## Task description
Transcribe exactly the stretch of lines beginning at the one containing "Extract all readable text from this page." and closing with the last line of the entries below. Omit images.
─── The data
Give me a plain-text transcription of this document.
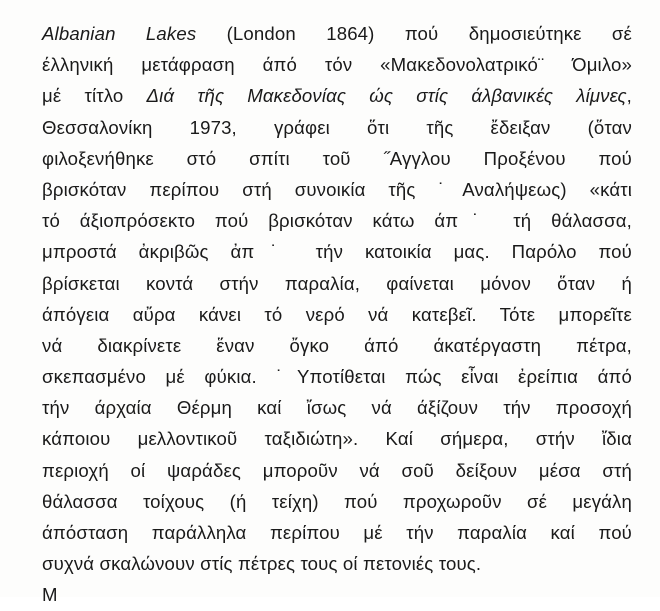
Albanian Lakes (London 1864) πού δημοσιεύτηκε σέ
έλληνική μετάφραση άπό τόν «Μακεδονολατρικό¨ Όμιλο»
μέ τίτλο Διά τῆς Μακεδονίας ώς στίς άλβανικές λίμνες,
Θεσσαλονίκη 1973, γράφει ὅτι τῆς ἔδειξαν (ὅταν
φιλοξενήθηκε στό σπίτι τοῦ ˝Αγγλου Προξένου πού
βρισκόταν περίπου στή συνοικία τῆς ˙Αναλήψεως) «κάτι
τό άξιοπρόσεκτο πού βρισκόταν κάτω άπ˙ τή θάλασσα,
μπροστά ἀκριβῶς ἀπ˙ τήν κατοικία μας. Παρόλο πού
βρίσκεται κοντά στήν παραλία, φαίνεται μόνον ὅταν ή
άπόγεια αὔρα κάνει τό νερό νά κατεβεῖ. Τότε μπορεῖτε
νά διακρίνετε ἕναν ὄγκο άπό άκατέργαστη πέτρα,
σκεπασμένο μέ φύκια. ˙Υποτίθεται πώς εἶναι ἐρείπια άπό
τήν άρχαία Θέρμη καί ἴσως νά άξίζουν τήν προσοχή
κάποιου μελλοντικοῦ ταξιδιώτη». Καί σήμερα, στήν ἴδια
περιοχή οί ψαράδες μποροῦν νά σοῦ δείξουν μέσα στή
θάλασσα τοίχους (ή τείχη) πού προχωροῦν σέ μεγάλη
άπόσταση παράλληλα περίπου μέ τήν παραλία καί πού
συχνά σκαλώνουν στίς πέτρες τους οί πετονιές τους.
Μ
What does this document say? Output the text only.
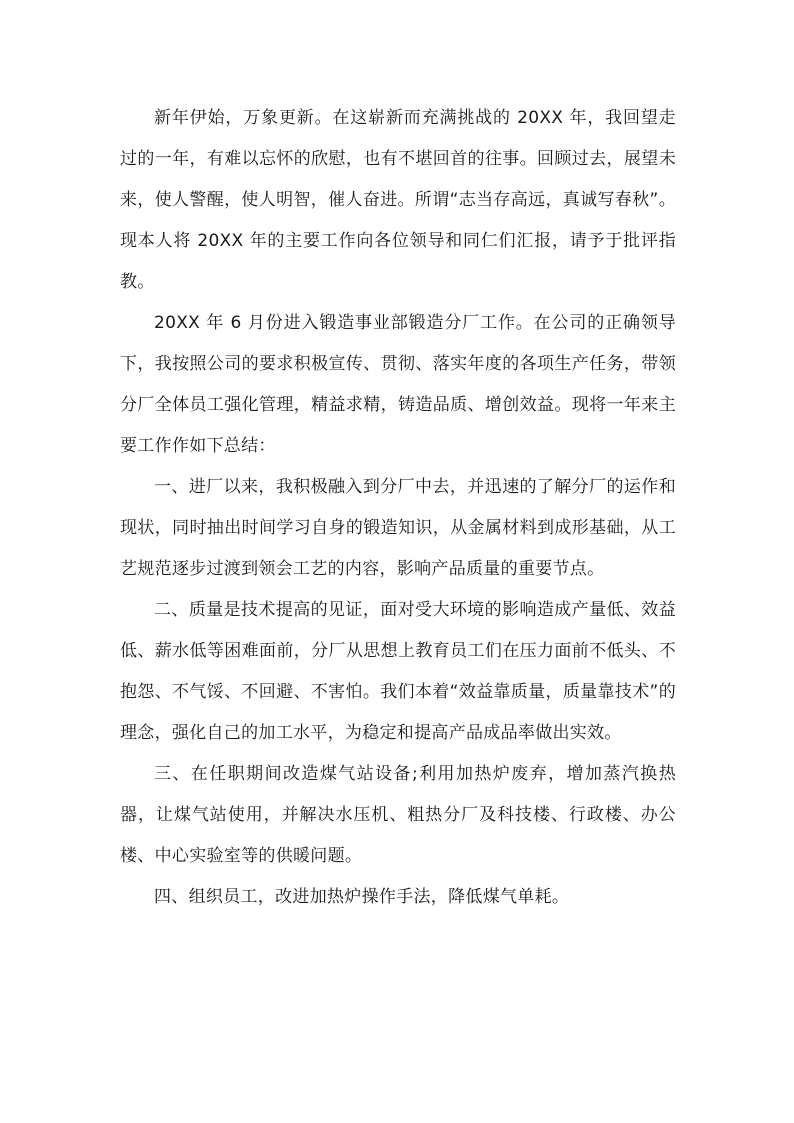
新年伊始，万象更新。在这崭新而充满挑战的 20XX 年，我回望走过的一年，有难以忘怀的欣慰，也有不堪回首的往事。回顾过去，展望未来，使人警醒，使人明智，催人奋进。所谓“志当存高远，真诚写春秋”。现本人将 20XX 年的主要工作向各位领导和同仁们汇报，请予于批评指教。

20XX 年 6 月份进入锻造事业部锻造分厂工作。在公司的正确领导下，我按照公司的要求积极宣传、贯彻、落实年度的各项生产任务，带领分厂全体员工强化管理，精益求精，铸造品质、增创效益。现将一年来主要工作作如下总结：

一、进厂以来，我积极融入到分厂中去，并迅速的了解分厂的运作和现状，同时抽出时间学习自身的锻造知识，从金属材料到成形基础，从工艺规范逐步过渡到领会工艺的内容，影响产品质量的重要节点。

二、质量是技术提高的见证，面对受大环境的影响造成产量低、效益低、薪水低等困难面前，分厂从思想上教育员工们在压力面前不低头、不抱怨、不气馁、不回避、不害怕。我们本着“效益靠质量，质量靠技术”的理念，强化自己的加工水平，为稳定和提高产品成品率做出实效。

三、在任职期间改造煤气站设备;利用加热炉废弃，增加蒸汽换热器，让煤气站使用，并解决水压机、粗热分厂及科技楼、行政楼、办公楼、中心实验室等的供暖问题。

四、组织员工，改进加热炉操作手法，降低煤气单耗。
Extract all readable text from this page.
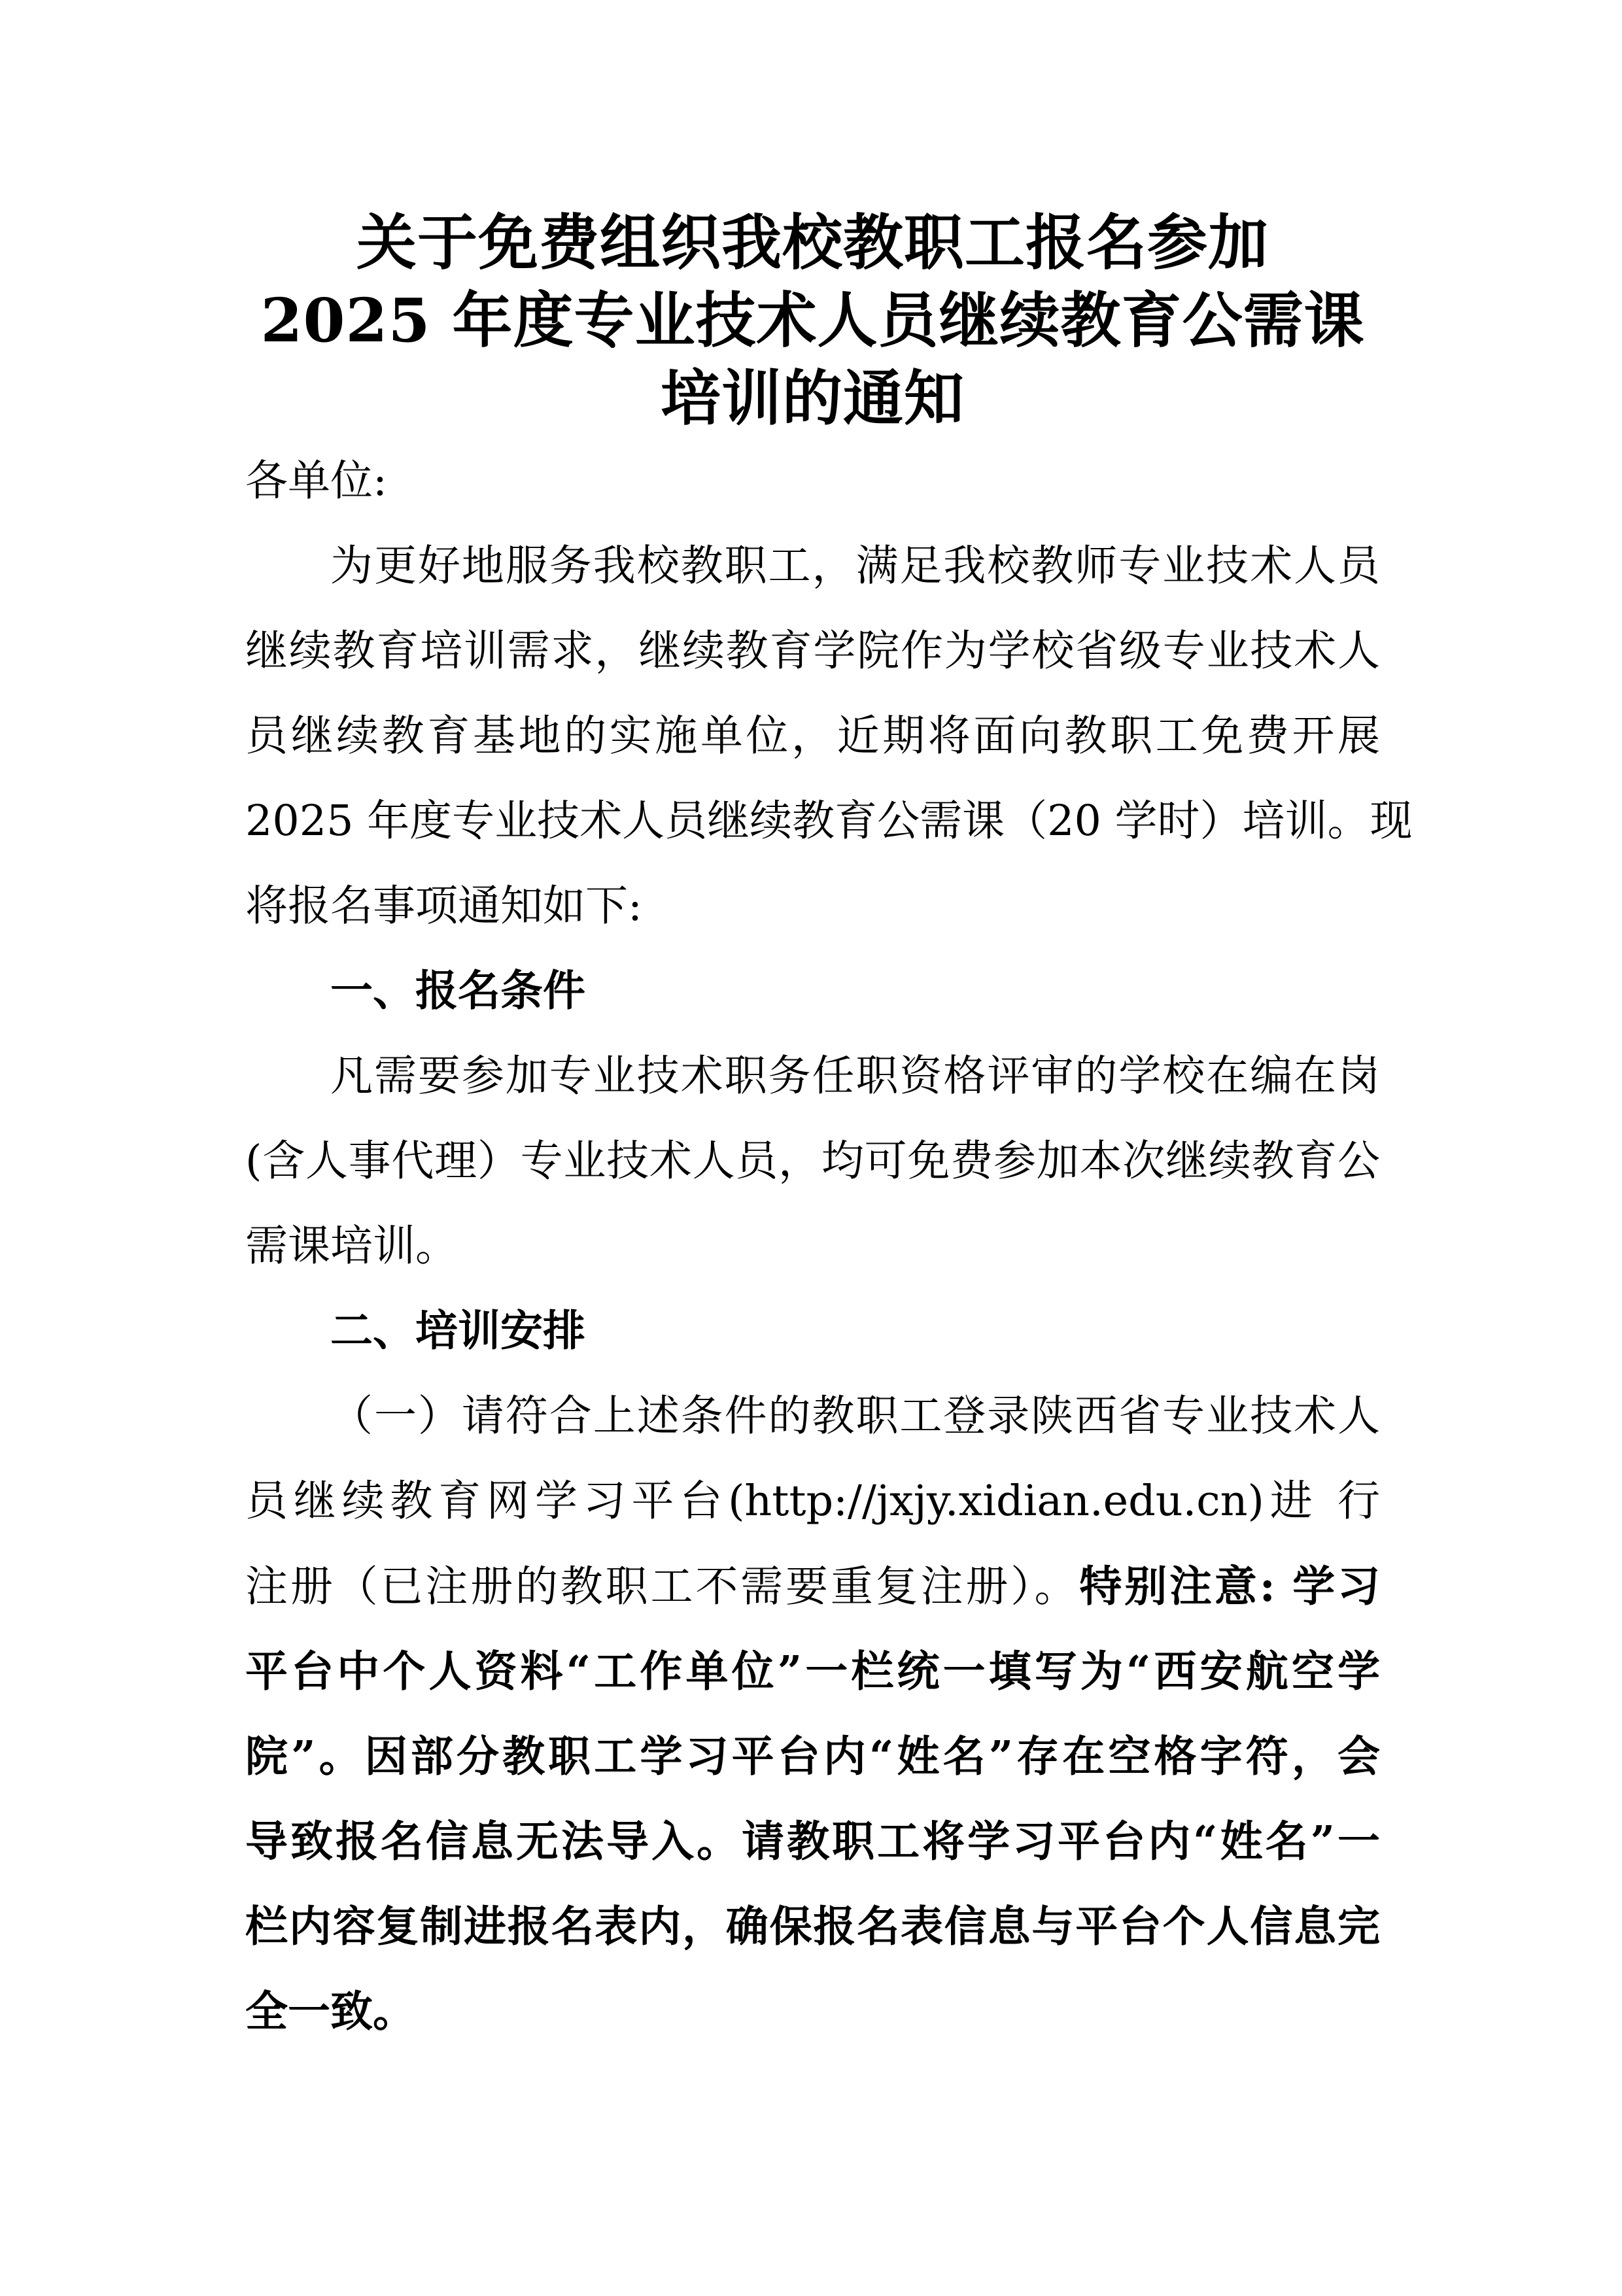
关于免费组织我校教职工报名参加
2025 年度专业技术人员继续教育公需课
培训的通知
各单位:
为更好地服务我校教职工，满足我校教师专业技术人员
继续教育培训需求，继续教育学院作为学校省级专业技术人
员继续教育基地的实施单位，近期将面向教职工免费开展
2025 年度专业技术人员继续教育公需课（20 学时）培训。现
将报名事项通知如下:
一、报名条件
凡需要参加专业技术职务任职资格评审的学校在编在岗
(含人事代理）专业技术人员，均可免费参加本次继续教育公
需课培训。
二、培训安排
（一）请符合上述条件的教职工登录陕西省专业技术人
员继续教育网学习平台(http://jxjy.xidian.edu.cn)进 行
注册（已注册的教职工不需要重复注册）。特别注意: 学习
平台中个人资料“工作单位”一栏统一填写为“西安航空学
院”。因部分教职工学习平台内“姓名”存在空格字符，会
导致报名信息无法导入。请教职工将学习平台内“姓名”一
栏内容复制进报名表内，确保报名表信息与平台个人信息完
全一致。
──────
## Exercise response
Extract all readable text from this page.
关于免费组织我校教职工报名参加
2025 年度专业技术人员继续教育公需课
培训的通知
各单位:
为更好地服务我校教职工，满足我校教师专业技术人员
继续教育培训需求，继续教育学院作为学校省级专业技术人
员继续教育基地的实施单位，近期将面向教职工免费开展
2025 年度专业技术人员继续教育公需课（20 学时）培训。现
将报名事项通知如下:
一、报名条件
凡需要参加专业技术职务任职资格评审的学校在编在岗
(含人事代理）专业技术人员，均可免费参加本次继续教育公
需课培训。
二、培训安排
（一）请符合上述条件的教职工登录陕西省专业技术人
员继续教育网学习平台(http://jxjy.xidian.edu.cn)进 行
注册（已注册的教职工不需要重复注册）。特别注意: 学习
平台中个人资料“工作单位”一栏统一填写为“西安航空学
院”。因部分教职工学习平台内“姓名”存在空格字符，会
导致报名信息无法导入。请教职工将学习平台内“姓名”一
栏内容复制进报名表内，确保报名表信息与平台个人信息完
全一致。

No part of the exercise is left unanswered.